WORK TO BE COMPLETED
Transcribe all of the material below word for word and leave out its pictures.

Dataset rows

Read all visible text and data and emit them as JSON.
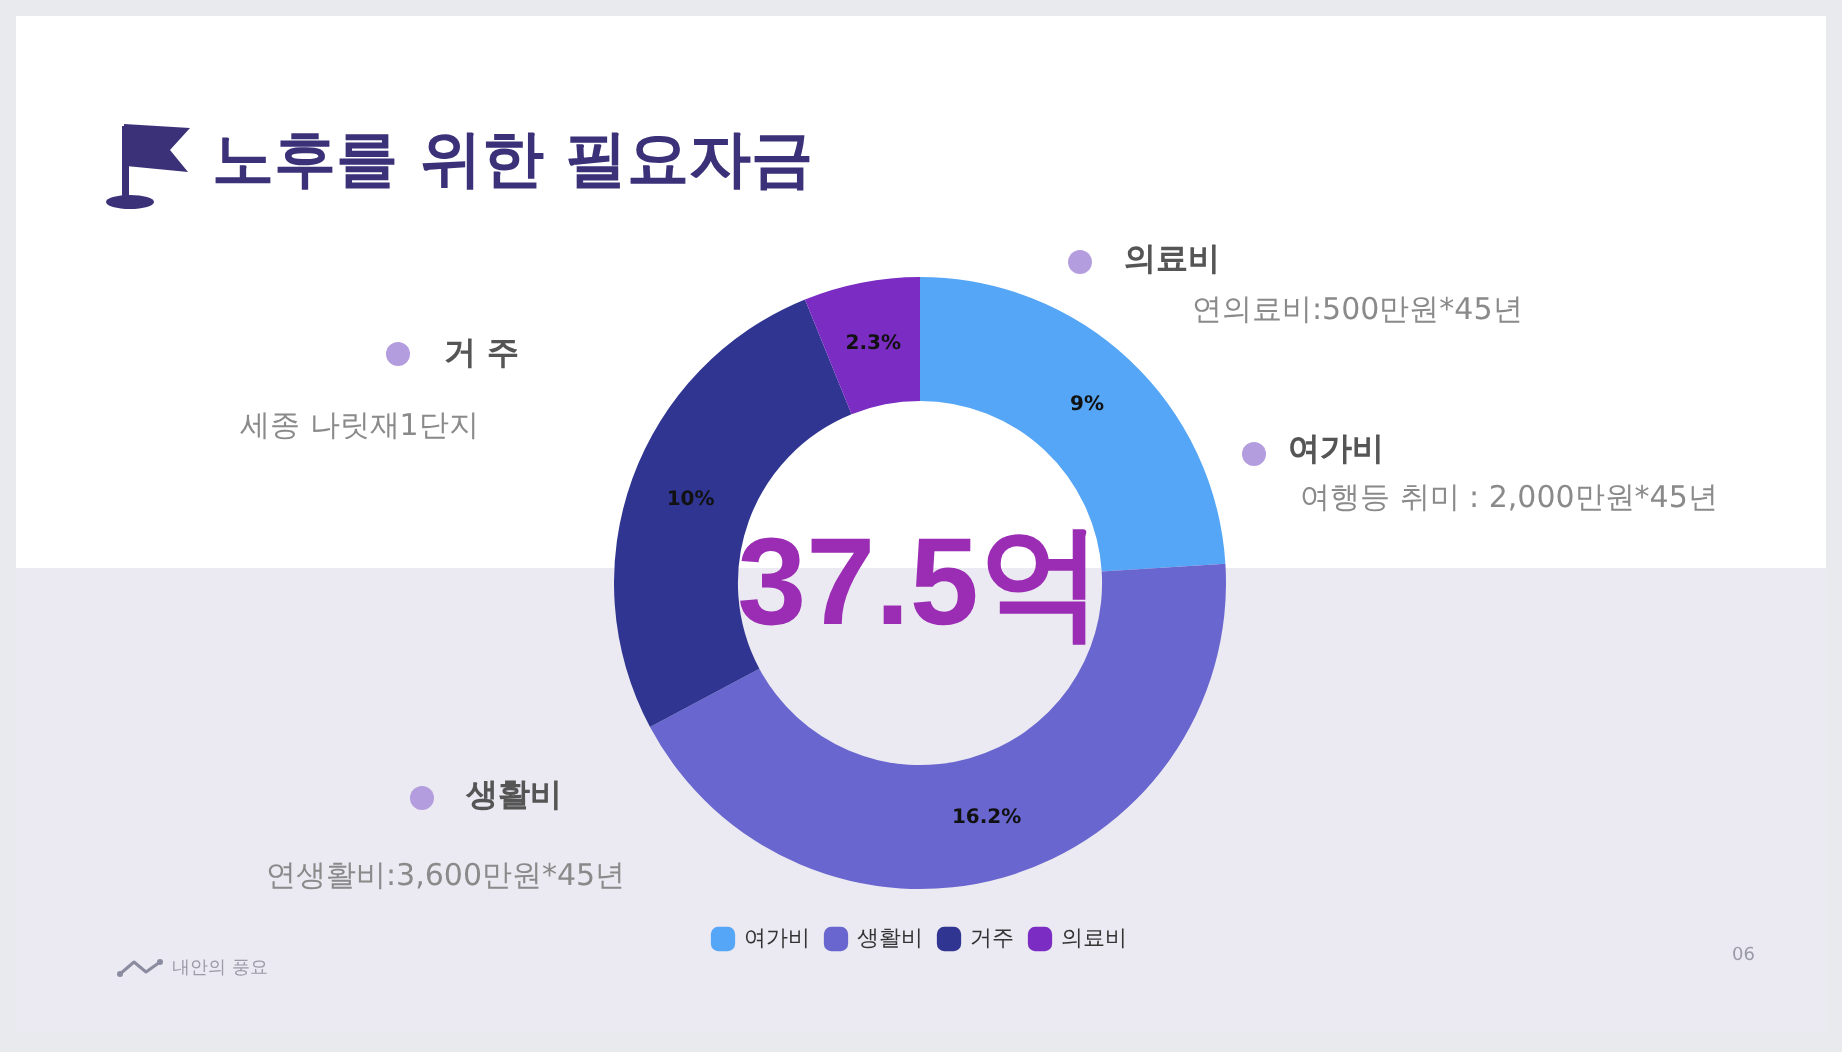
{
  "chart_data": {
    "type": "donut",
    "title": "노후를 위한 필요자금",
    "categories": [
      "여가비",
      "생활비",
      "거주",
      "의료비"
    ],
    "values": [
      9,
      16.2,
      10,
      2.3
    ],
    "colors": [
      "#55a6f6",
      "#6967cf",
      "#2f3591",
      "#7b2cc2"
    ],
    "value_labels": [
      "9%",
      "16.2%",
      "10%",
      "2.3%"
    ],
    "legend": "bottom",
    "annotations": [
      "37.5억",
      "의료비",
      "연의료비:500만원*45년",
      "여가비",
      "여행등 취미 : 2,000만원*45년",
      "거 주",
      "세종 나릿재1단지",
      "생활비",
      "연생활비:3,600만원*45년",
      "내안의 풍요",
      "06"
    ]
  }
}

ANSWER TO THE TASK
Read all visible text and data and emit them as JSON.
{
  "chart_data": {
    "type": "donut",
    "title": "노후를 위한 필요자금",
    "categories": [
      "여가비",
      "생활비",
      "거주",
      "의료비"
    ],
    "values": [
      9,
      16.2,
      10,
      2.3
    ],
    "colors": [
      "#55a6f6",
      "#6967cf",
      "#2f3591",
      "#7b2cc2"
    ],
    "value_labels": [
      "9%",
      "16.2%",
      "10%",
      "2.3%"
    ],
    "legend": "bottom",
    "annotations": [
      "37.5억",
      "의료비",
      "연의료비:500만원*45년",
      "여가비",
      "여행등 취미 : 2,000만원*45년",
      "거 주",
      "세종 나릿재1단지",
      "생활비",
      "연생활비:3,600만원*45년",
      "내안의 풍요",
      "06"
    ]
  }
}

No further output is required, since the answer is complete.